*Work to be completed*
Go through the listing and copy every line word for word.
------ Information supplied ------
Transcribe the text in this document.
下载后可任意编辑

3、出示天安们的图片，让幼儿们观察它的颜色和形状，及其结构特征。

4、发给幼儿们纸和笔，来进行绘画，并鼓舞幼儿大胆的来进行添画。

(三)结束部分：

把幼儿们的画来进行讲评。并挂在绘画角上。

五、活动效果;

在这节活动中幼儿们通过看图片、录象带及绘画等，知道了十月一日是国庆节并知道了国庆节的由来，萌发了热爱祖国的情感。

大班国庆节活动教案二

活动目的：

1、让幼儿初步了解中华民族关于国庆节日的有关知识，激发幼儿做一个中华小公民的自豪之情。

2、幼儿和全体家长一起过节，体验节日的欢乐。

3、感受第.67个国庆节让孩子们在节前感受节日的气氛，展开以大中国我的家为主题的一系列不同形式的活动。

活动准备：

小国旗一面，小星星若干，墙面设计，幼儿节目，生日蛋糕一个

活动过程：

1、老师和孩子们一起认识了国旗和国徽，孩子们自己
------
*Solution to this exercise*
Transcribe the text in this document.
下载后可任意编辑

3、出示天安们的图片，让幼儿们观察它的颜色和形状，及其结构特征。

4、发给幼儿们纸和笔，来进行绘画，并鼓舞幼儿大胆的来进行添画。

(三)结束部分：

把幼儿们的画来进行讲评。并挂在绘画角上。

五、活动效果;

在这节活动中幼儿们通过看图片、录象带及绘画等，知道了十月一日是国庆节并知道了国庆节的由来，萌发了热爱祖国的情感。

大班国庆节活动教案二

活动目的：

1、让幼儿初步了解中华民族关于国庆节日的有关知识，激发幼儿做一个中华小公民的自豪之情。

2、幼儿和全体家长一起过节，体验节日的欢乐。

3、感受第.67个国庆节让孩子们在节前感受节日的气氛，展开以大中国我的家为主题的一系列不同形式的活动。

活动准备：

小国旗一面，小星星若干，墙面设计，幼儿节目，生日蛋糕一个

活动过程：

1、老师和孩子们一起认识了国旗和国徽，孩子们自己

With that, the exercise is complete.